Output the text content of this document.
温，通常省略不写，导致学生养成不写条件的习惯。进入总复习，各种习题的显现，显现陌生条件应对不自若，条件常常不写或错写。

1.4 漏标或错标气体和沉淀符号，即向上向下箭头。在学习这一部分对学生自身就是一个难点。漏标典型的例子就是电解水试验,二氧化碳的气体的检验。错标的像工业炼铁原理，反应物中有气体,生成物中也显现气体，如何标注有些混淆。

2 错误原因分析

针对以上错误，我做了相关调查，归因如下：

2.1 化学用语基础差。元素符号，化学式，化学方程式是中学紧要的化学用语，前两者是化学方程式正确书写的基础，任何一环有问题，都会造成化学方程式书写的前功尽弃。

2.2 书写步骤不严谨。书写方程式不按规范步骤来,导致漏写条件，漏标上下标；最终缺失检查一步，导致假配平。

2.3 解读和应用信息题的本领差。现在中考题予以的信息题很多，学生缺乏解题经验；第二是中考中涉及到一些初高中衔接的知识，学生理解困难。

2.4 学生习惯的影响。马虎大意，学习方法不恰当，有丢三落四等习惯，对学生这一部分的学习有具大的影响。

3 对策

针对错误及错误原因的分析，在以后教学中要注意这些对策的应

• [Task prompt]:
Copy down the whole of the data above, matching it exactly.

• [Result]:
Output the text content of this document.
温，通常省略不写，导致学生养成不写条件的习惯。进入总复习，各种习题的显现，显现陌生条件应对不自若，条件常常不写或错写。

1.4 漏标或错标气体和沉淀符号，即向上向下箭头。在学习这一部分对学生自身就是一个难点。漏标典型的例子就是电解水试验,二氧化碳的气体的检验。错标的像工业炼铁原理，反应物中有气体,生成物中也显现气体，如何标注有些混淆。

2 错误原因分析

针对以上错误，我做了相关调查，归因如下：

2.1 化学用语基础差。元素符号，化学式，化学方程式是中学紧要的化学用语，前两者是化学方程式正确书写的基础，任何一环有问题，都会造成化学方程式书写的前功尽弃。

2.2 书写步骤不严谨。书写方程式不按规范步骤来,导致漏写条件，漏标上下标；最终缺失检查一步，导致假配平。

2.3 解读和应用信息题的本领差。现在中考题予以的信息题很多，学生缺乏解题经验；第二是中考中涉及到一些初高中衔接的知识，学生理解困难。

2.4 学生习惯的影响。马虎大意，学习方法不恰当，有丢三落四等习惯，对学生这一部分的学习有具大的影响。

3 对策

针对错误及错误原因的分析，在以后教学中要注意这些对策的应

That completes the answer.